> _EXERCISE AIM_
Output the full listing below exactly as it reads, and skip anything that is a picture.

::::

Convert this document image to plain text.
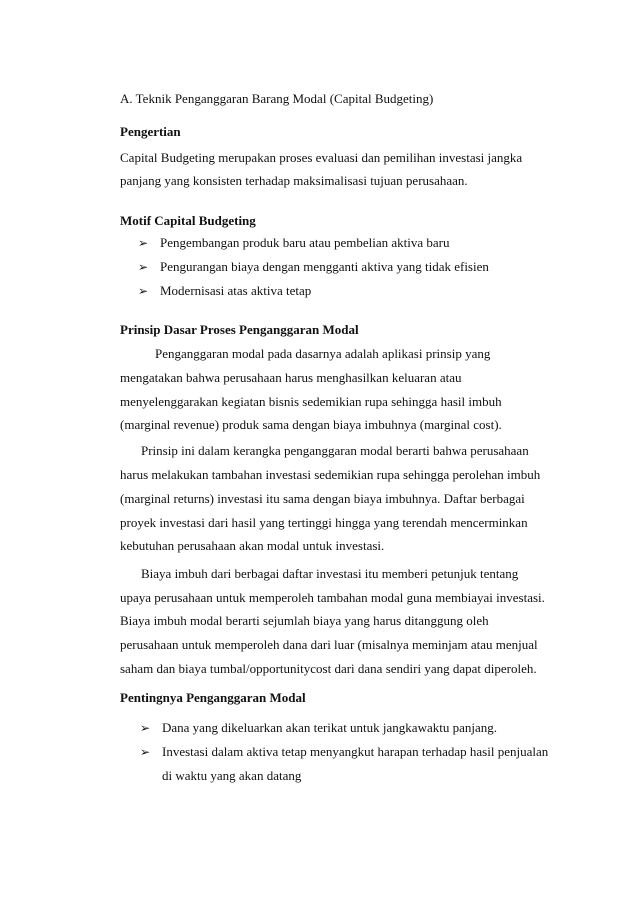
A. Teknik Penganggaran Barang Modal (Capital Budgeting)
Pengertian
Capital Budgeting merupakan proses evaluasi dan pemilihan investasi jangka
panjang yang konsisten terhadap maksimalisasi tujuan perusahaan.
Motif Capital Budgeting
➢
Pengembangan produk baru atau pembelian aktiva baru
➢
Pengurangan biaya dengan mengganti aktiva yang tidak efisien
➢
Modernisasi atas aktiva tetap
Prinsip Dasar Proses Penganggaran Modal
Penganggaran modal pada dasarnya adalah aplikasi prinsip yang
mengatakan bahwa perusahaan harus menghasilkan keluaran atau
menyelenggarakan kegiatan bisnis sedemikian rupa sehingga hasil imbuh
(marginal revenue) produk sama dengan biaya imbuhnya (marginal cost).
Prinsip ini dalam kerangka penganggaran modal berarti bahwa perusahaan
harus melakukan tambahan investasi sedemikian rupa sehingga perolehan imbuh
(marginal returns) investasi itu sama dengan biaya imbuhnya. Daftar berbagai
proyek investasi dari hasil yang tertinggi hingga yang terendah mencerminkan
kebutuhan perusahaan akan modal untuk investasi.
Biaya imbuh dari berbagai daftar investasi itu memberi petunjuk tentang
upaya perusahaan untuk memperoleh tambahan modal guna membiayai investasi.
Biaya imbuh modal berarti sejumlah biaya yang harus ditanggung oleh
perusahaan untuk memperoleh dana dari luar (misalnya meminjam atau menjual
saham dan biaya tumbal/opportunitycost dari dana sendiri yang dapat diperoleh.
Pentingnya Penganggaran Modal
➢
Dana yang dikeluarkan akan terikat untuk jangkawaktu panjang.
➢
Investasi dalam aktiva tetap menyangkut harapan terhadap hasil penjualan
di waktu yang akan datang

::::

> _REPLY TO THE TASK_
Convert this document image to plain text.
A. Teknik Penganggaran Barang Modal (Capital Budgeting)
Pengertian
Capital Budgeting merupakan proses evaluasi dan pemilihan investasi jangka
panjang yang konsisten terhadap maksimalisasi tujuan perusahaan.
Motif Capital Budgeting
➢
Pengembangan produk baru atau pembelian aktiva baru
➢
Pengurangan biaya dengan mengganti aktiva yang tidak efisien
➢
Modernisasi atas aktiva tetap
Prinsip Dasar Proses Penganggaran Modal
Penganggaran modal pada dasarnya adalah aplikasi prinsip yang
mengatakan bahwa perusahaan harus menghasilkan keluaran atau
menyelenggarakan kegiatan bisnis sedemikian rupa sehingga hasil imbuh
(marginal revenue) produk sama dengan biaya imbuhnya (marginal cost).
Prinsip ini dalam kerangka penganggaran modal berarti bahwa perusahaan
harus melakukan tambahan investasi sedemikian rupa sehingga perolehan imbuh
(marginal returns) investasi itu sama dengan biaya imbuhnya. Daftar berbagai
proyek investasi dari hasil yang tertinggi hingga yang terendah mencerminkan
kebutuhan perusahaan akan modal untuk investasi.
Biaya imbuh dari berbagai daftar investasi itu memberi petunjuk tentang
upaya perusahaan untuk memperoleh tambahan modal guna membiayai investasi.
Biaya imbuh modal berarti sejumlah biaya yang harus ditanggung oleh
perusahaan untuk memperoleh dana dari luar (misalnya meminjam atau menjual
saham dan biaya tumbal/opportunitycost dari dana sendiri yang dapat diperoleh.
Pentingnya Penganggaran Modal
➢
Dana yang dikeluarkan akan terikat untuk jangkawaktu panjang.
➢
Investasi dalam aktiva tetap menyangkut harapan terhadap hasil penjualan
di waktu yang akan datang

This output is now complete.